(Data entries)

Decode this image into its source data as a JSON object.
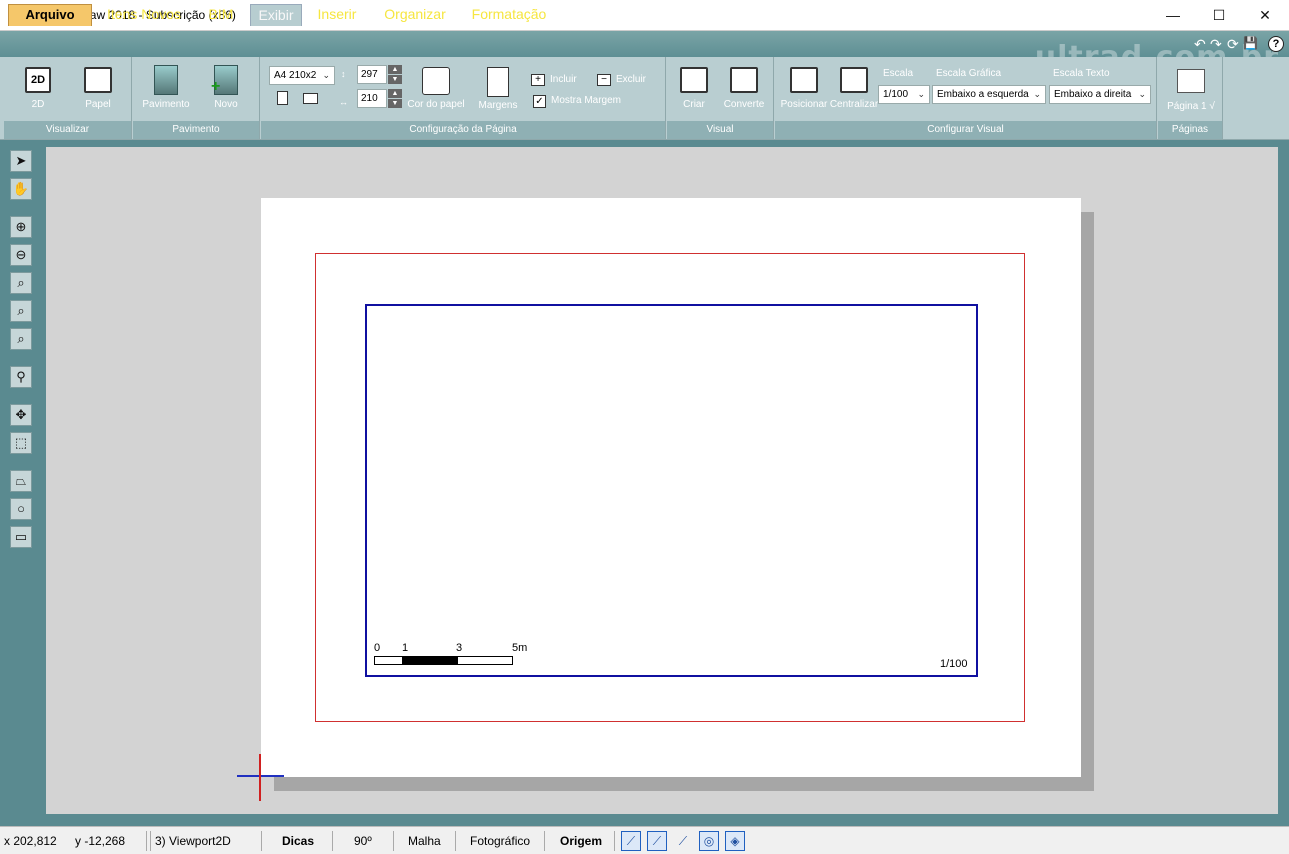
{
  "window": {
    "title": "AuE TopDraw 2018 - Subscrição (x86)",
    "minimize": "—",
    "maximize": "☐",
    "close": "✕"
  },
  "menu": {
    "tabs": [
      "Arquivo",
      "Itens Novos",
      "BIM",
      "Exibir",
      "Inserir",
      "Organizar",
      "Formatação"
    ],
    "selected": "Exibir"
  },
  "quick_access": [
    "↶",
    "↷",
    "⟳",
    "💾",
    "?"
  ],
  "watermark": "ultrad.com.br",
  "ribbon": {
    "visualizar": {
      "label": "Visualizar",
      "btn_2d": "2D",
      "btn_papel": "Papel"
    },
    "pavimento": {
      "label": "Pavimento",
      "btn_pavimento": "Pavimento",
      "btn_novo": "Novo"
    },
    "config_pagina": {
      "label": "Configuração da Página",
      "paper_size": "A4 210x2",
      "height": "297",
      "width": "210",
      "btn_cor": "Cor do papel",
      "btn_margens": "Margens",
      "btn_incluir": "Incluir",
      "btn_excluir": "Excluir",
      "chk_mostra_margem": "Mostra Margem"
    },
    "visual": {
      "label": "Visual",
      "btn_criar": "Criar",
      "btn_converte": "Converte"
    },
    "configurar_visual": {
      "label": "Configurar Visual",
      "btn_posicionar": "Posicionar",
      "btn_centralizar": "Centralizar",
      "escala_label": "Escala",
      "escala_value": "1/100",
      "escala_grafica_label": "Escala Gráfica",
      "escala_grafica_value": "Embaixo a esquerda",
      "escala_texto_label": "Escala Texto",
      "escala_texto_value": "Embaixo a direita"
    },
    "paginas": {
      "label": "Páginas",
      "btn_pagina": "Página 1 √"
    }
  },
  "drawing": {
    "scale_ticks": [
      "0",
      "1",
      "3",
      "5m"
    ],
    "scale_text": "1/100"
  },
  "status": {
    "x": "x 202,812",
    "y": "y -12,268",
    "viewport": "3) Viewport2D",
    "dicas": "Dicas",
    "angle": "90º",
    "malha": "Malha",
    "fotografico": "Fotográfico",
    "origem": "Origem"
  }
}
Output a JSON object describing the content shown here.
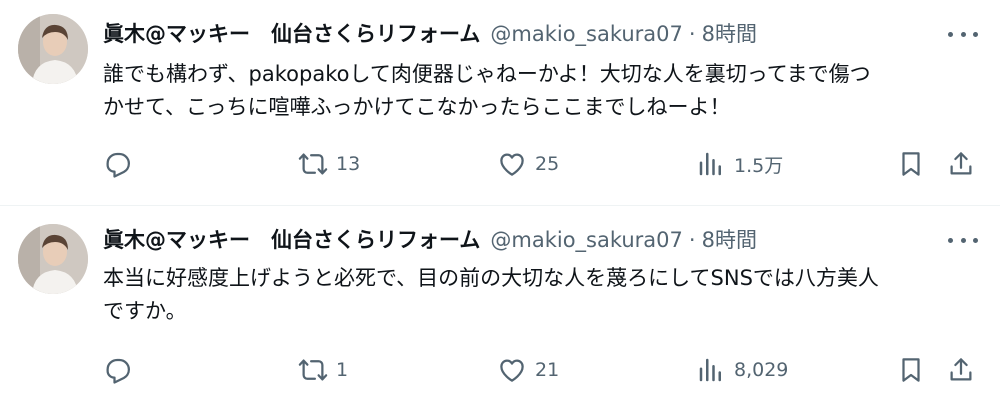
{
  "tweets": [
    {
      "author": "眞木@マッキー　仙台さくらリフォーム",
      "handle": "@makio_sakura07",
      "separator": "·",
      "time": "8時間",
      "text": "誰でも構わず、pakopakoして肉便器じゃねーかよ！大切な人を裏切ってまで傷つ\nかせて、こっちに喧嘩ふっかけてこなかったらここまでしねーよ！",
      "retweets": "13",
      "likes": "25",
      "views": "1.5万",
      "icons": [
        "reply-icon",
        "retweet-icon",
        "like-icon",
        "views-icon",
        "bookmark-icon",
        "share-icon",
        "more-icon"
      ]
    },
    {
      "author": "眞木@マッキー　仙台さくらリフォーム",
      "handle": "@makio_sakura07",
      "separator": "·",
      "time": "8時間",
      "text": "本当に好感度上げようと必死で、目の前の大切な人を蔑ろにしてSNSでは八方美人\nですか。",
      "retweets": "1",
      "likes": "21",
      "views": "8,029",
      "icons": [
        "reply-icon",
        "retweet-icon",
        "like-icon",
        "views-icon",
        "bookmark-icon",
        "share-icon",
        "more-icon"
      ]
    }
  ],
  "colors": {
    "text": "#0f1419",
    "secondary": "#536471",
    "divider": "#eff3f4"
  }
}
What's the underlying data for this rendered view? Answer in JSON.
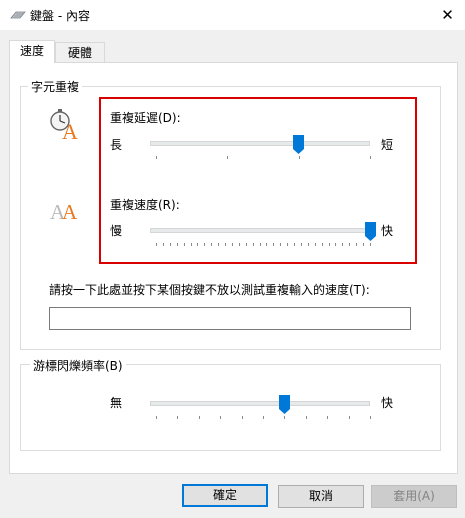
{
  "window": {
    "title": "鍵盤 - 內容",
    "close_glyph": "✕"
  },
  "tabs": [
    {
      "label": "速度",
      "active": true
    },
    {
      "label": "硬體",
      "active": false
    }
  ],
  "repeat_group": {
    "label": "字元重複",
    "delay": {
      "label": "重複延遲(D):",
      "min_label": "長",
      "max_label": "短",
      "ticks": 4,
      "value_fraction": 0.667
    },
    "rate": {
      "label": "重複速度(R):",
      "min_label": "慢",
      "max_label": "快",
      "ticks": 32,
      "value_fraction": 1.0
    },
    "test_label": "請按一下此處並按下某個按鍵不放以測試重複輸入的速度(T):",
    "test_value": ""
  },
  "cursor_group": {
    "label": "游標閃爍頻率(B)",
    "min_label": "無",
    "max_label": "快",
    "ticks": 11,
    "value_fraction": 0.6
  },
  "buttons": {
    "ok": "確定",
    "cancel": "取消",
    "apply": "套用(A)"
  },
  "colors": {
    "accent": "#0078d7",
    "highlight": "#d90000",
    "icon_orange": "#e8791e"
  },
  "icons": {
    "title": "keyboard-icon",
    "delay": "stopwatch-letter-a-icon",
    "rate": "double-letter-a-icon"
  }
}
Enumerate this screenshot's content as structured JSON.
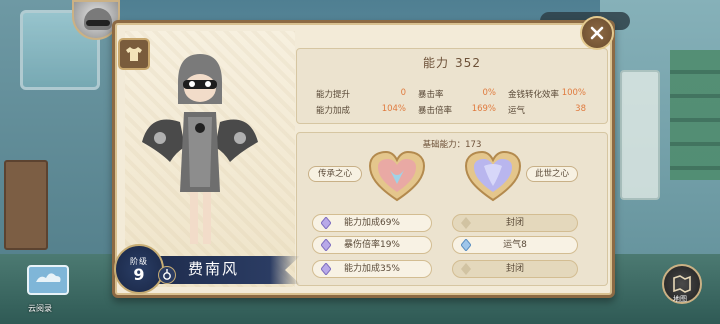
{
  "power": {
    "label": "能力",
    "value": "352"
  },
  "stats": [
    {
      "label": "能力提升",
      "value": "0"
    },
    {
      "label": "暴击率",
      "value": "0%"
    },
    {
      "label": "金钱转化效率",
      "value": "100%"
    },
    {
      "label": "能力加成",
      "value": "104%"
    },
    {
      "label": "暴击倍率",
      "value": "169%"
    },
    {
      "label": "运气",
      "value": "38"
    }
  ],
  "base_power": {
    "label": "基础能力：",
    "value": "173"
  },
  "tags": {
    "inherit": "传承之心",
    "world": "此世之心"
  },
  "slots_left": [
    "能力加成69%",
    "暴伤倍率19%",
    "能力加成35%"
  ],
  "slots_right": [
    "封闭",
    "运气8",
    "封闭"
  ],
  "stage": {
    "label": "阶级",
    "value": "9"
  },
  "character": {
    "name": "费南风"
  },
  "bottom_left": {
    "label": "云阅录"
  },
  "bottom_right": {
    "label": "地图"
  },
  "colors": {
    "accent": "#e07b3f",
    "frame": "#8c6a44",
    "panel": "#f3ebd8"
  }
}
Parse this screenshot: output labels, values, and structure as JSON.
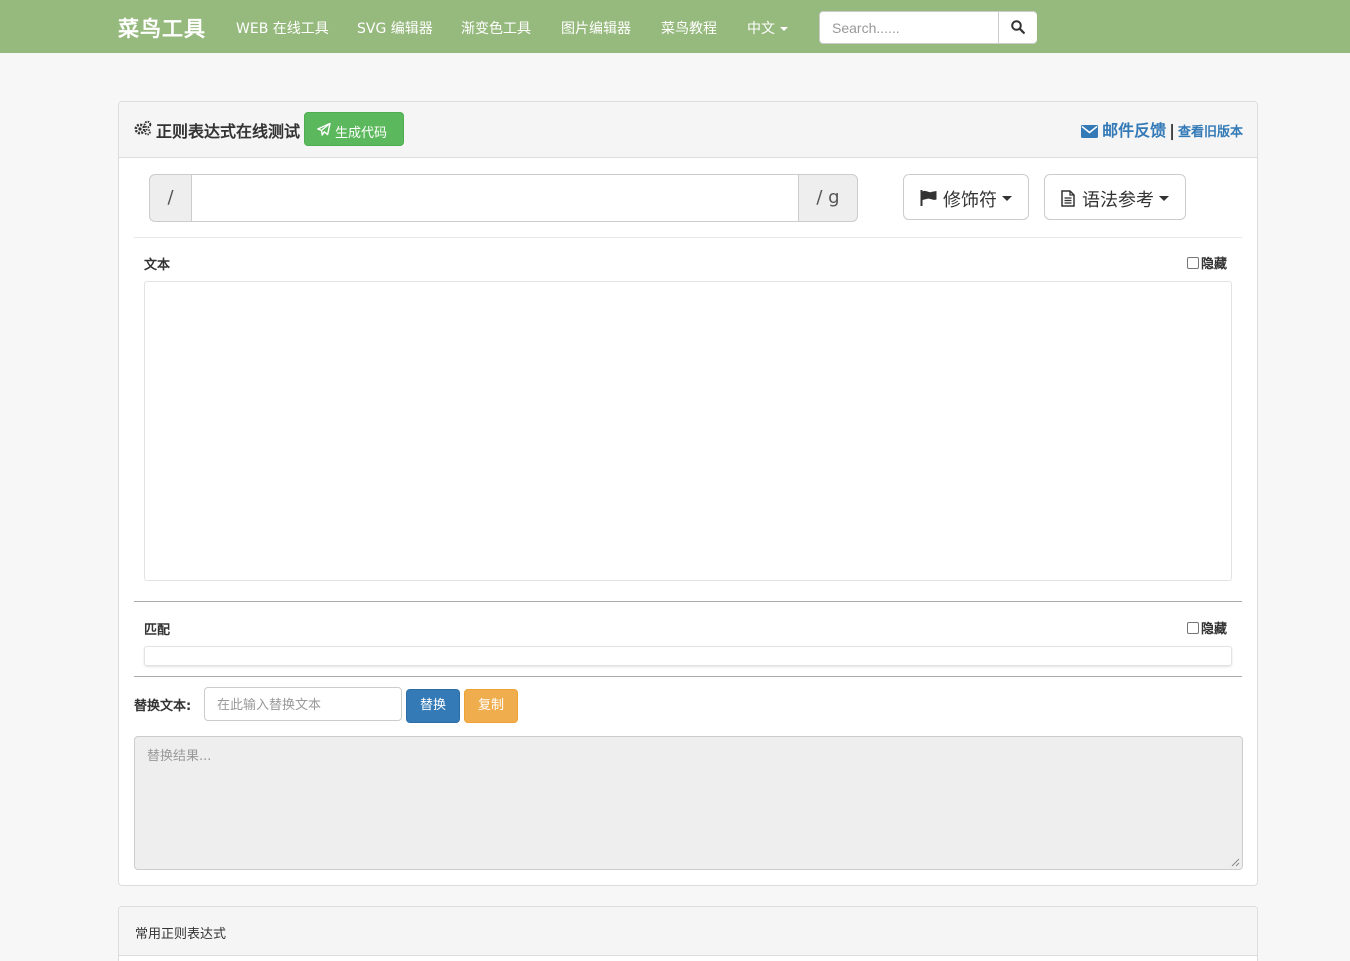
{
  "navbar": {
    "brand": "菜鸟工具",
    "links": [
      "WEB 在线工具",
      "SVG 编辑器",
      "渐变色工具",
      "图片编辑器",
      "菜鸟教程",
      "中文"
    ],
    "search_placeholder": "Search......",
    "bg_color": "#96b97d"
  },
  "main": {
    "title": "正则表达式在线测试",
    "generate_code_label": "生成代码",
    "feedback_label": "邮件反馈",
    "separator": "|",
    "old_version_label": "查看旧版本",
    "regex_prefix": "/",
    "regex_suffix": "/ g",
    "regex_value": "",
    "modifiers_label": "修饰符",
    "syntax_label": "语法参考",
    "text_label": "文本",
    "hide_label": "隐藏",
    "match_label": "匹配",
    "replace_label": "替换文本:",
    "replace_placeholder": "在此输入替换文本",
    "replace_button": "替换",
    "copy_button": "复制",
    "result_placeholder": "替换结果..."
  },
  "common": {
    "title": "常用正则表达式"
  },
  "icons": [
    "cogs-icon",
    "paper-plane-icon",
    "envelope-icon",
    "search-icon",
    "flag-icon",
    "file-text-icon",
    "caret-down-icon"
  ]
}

> Goal of the exercise:
Every line above should be returned word for word, with the pictures left behind.

> Exercise response:
Decode this image into its source data as a JSON object.
{
  "window": {
    "title": "AuE TopDraw 2018 - Subscrição (x86)",
    "minimize": "—",
    "maximize": "☐",
    "close": "✕"
  },
  "menu": {
    "tabs": [
      "Arquivo",
      "Itens Novos",
      "BIM",
      "Exibir",
      "Inserir",
      "Organizar",
      "Formatação"
    ],
    "selected": "Exibir"
  },
  "quick_access": [
    "↶",
    "↷",
    "⟳",
    "💾",
    "?"
  ],
  "watermark": "ultrad.com.br",
  "ribbon": {
    "visualizar": {
      "label": "Visualizar",
      "btn_2d": "2D",
      "btn_papel": "Papel"
    },
    "pavimento": {
      "label": "Pavimento",
      "btn_pavimento": "Pavimento",
      "btn_novo": "Novo"
    },
    "config_pagina": {
      "label": "Configuração da Página",
      "paper_size": "A4 210x2",
      "height": "297",
      "width": "210",
      "btn_cor": "Cor do papel",
      "btn_margens": "Margens",
      "btn_incluir": "Incluir",
      "btn_excluir": "Excluir",
      "chk_mostra_margem": "Mostra Margem"
    },
    "visual": {
      "label": "Visual",
      "btn_criar": "Criar",
      "btn_converte": "Converte"
    },
    "configurar_visual": {
      "label": "Configurar Visual",
      "btn_posicionar": "Posicionar",
      "btn_centralizar": "Centralizar",
      "escala_label": "Escala",
      "escala_value": "1/100",
      "escala_grafica_label": "Escala Gráfica",
      "escala_grafica_value": "Embaixo a esquerda",
      "escala_texto_label": "Escala Texto",
      "escala_texto_value": "Embaixo a direita"
    },
    "paginas": {
      "label": "Páginas",
      "btn_pagina": "Página 1 √"
    }
  },
  "drawing": {
    "scale_ticks": [
      "0",
      "1",
      "3",
      "5m"
    ],
    "scale_text": "1/100"
  },
  "status": {
    "x": "x 202,812",
    "y": "y -12,268",
    "viewport": "3) Viewport2D",
    "dicas": "Dicas",
    "angle": "90º",
    "malha": "Malha",
    "fotografico": "Fotográfico",
    "origem": "Origem"
  }
}
Output a JSON object describing the content shown here.
{
  "tweets": [
    {
      "author": "眞木@マッキー　仙台さくらリフォーム",
      "handle": "@makio_sakura07",
      "separator": "·",
      "time": "8時間",
      "text": "誰でも構わず、pakopakoして肉便器じゃねーかよ！大切な人を裏切ってまで傷つ\nかせて、こっちに喧嘩ふっかけてこなかったらここまでしねーよ！",
      "retweets": "13",
      "likes": "25",
      "views": "1.5万",
      "icons": [
        "reply-icon",
        "retweet-icon",
        "like-icon",
        "views-icon",
        "bookmark-icon",
        "share-icon",
        "more-icon"
      ]
    },
    {
      "author": "眞木@マッキー　仙台さくらリフォーム",
      "handle": "@makio_sakura07",
      "separator": "·",
      "time": "8時間",
      "text": "本当に好感度上げようと必死で、目の前の大切な人を蔑ろにしてSNSでは八方美人\nですか。",
      "retweets": "1",
      "likes": "21",
      "views": "8,029",
      "icons": [
        "reply-icon",
        "retweet-icon",
        "like-icon",
        "views-icon",
        "bookmark-icon",
        "share-icon",
        "more-icon"
      ]
    }
  ],
  "colors": {
    "text": "#0f1419",
    "secondary": "#536471",
    "divider": "#eff3f4"
  }
}
What's the underlying data for this rendered view? Answer in JSON.
{
  "window": {
    "title": "鍵盤 - 內容",
    "close_glyph": "✕"
  },
  "tabs": [
    {
      "label": "速度",
      "active": true
    },
    {
      "label": "硬體",
      "active": false
    }
  ],
  "repeat_group": {
    "label": "字元重複",
    "delay": {
      "label": "重複延遲(D):",
      "min_label": "長",
      "max_label": "短",
      "ticks": 4,
      "value_fraction": 0.667
    },
    "rate": {
      "label": "重複速度(R):",
      "min_label": "慢",
      "max_label": "快",
      "ticks": 32,
      "value_fraction": 1.0
    },
    "test_label": "請按一下此處並按下某個按鍵不放以測試重複輸入的速度(T):",
    "test_value": ""
  },
  "cursor_group": {
    "label": "游標閃爍頻率(B)",
    "min_label": "無",
    "max_label": "快",
    "ticks": 11,
    "value_fraction": 0.6
  },
  "buttons": {
    "ok": "確定",
    "cancel": "取消",
    "apply": "套用(A)"
  },
  "colors": {
    "accent": "#0078d7",
    "highlight": "#d90000",
    "icon_orange": "#e8791e"
  },
  "icons": {
    "title": "keyboard-icon",
    "delay": "stopwatch-letter-a-icon",
    "rate": "double-letter-a-icon"
  }
}
Enumerate this screenshot's content as structured JSON.
{
  "power": {
    "label": "能力",
    "value": "352"
  },
  "stats": [
    {
      "label": "能力提升",
      "value": "0"
    },
    {
      "label": "暴击率",
      "value": "0%"
    },
    {
      "label": "金钱转化效率",
      "value": "100%"
    },
    {
      "label": "能力加成",
      "value": "104%"
    },
    {
      "label": "暴击倍率",
      "value": "169%"
    },
    {
      "label": "运气",
      "value": "38"
    }
  ],
  "base_power": {
    "label": "基础能力：",
    "value": "173"
  },
  "tags": {
    "inherit": "传承之心",
    "world": "此世之心"
  },
  "slots_left": [
    "能力加成69%",
    "暴伤倍率19%",
    "能力加成35%"
  ],
  "slots_right": [
    "封闭",
    "运气8",
    "封闭"
  ],
  "stage": {
    "label": "阶级",
    "value": "9"
  },
  "character": {
    "name": "费南风"
  },
  "bottom_left": {
    "label": "云阅录"
  },
  "bottom_right": {
    "label": "地图"
  },
  "colors": {
    "accent": "#e07b3f",
    "frame": "#8c6a44",
    "panel": "#f3ebd8"
  }
}
Parse this screenshot: output labels, values, and structure as JSON.
{
  "navbar": {
    "brand": "菜鸟工具",
    "links": [
      "WEB 在线工具",
      "SVG 编辑器",
      "渐变色工具",
      "图片编辑器",
      "菜鸟教程",
      "中文"
    ],
    "search_placeholder": "Search......",
    "bg_color": "#96b97d"
  },
  "main": {
    "title": "正则表达式在线测试",
    "generate_code_label": "生成代码",
    "feedback_label": "邮件反馈",
    "separator": "|",
    "old_version_label": "查看旧版本",
    "regex_prefix": "/",
    "regex_suffix": "/ g",
    "regex_value": "",
    "modifiers_label": "修饰符",
    "syntax_label": "语法参考",
    "text_label": "文本",
    "hide_label": "隐藏",
    "match_label": "匹配",
    "replace_label": "替换文本:",
    "replace_placeholder": "在此输入替换文本",
    "replace_button": "替换",
    "copy_button": "复制",
    "result_placeholder": "替换结果..."
  },
  "common": {
    "title": "常用正则表达式"
  },
  "icons": [
    "cogs-icon",
    "paper-plane-icon",
    "envelope-icon",
    "search-icon",
    "flag-icon",
    "file-text-icon",
    "caret-down-icon"
  ]
}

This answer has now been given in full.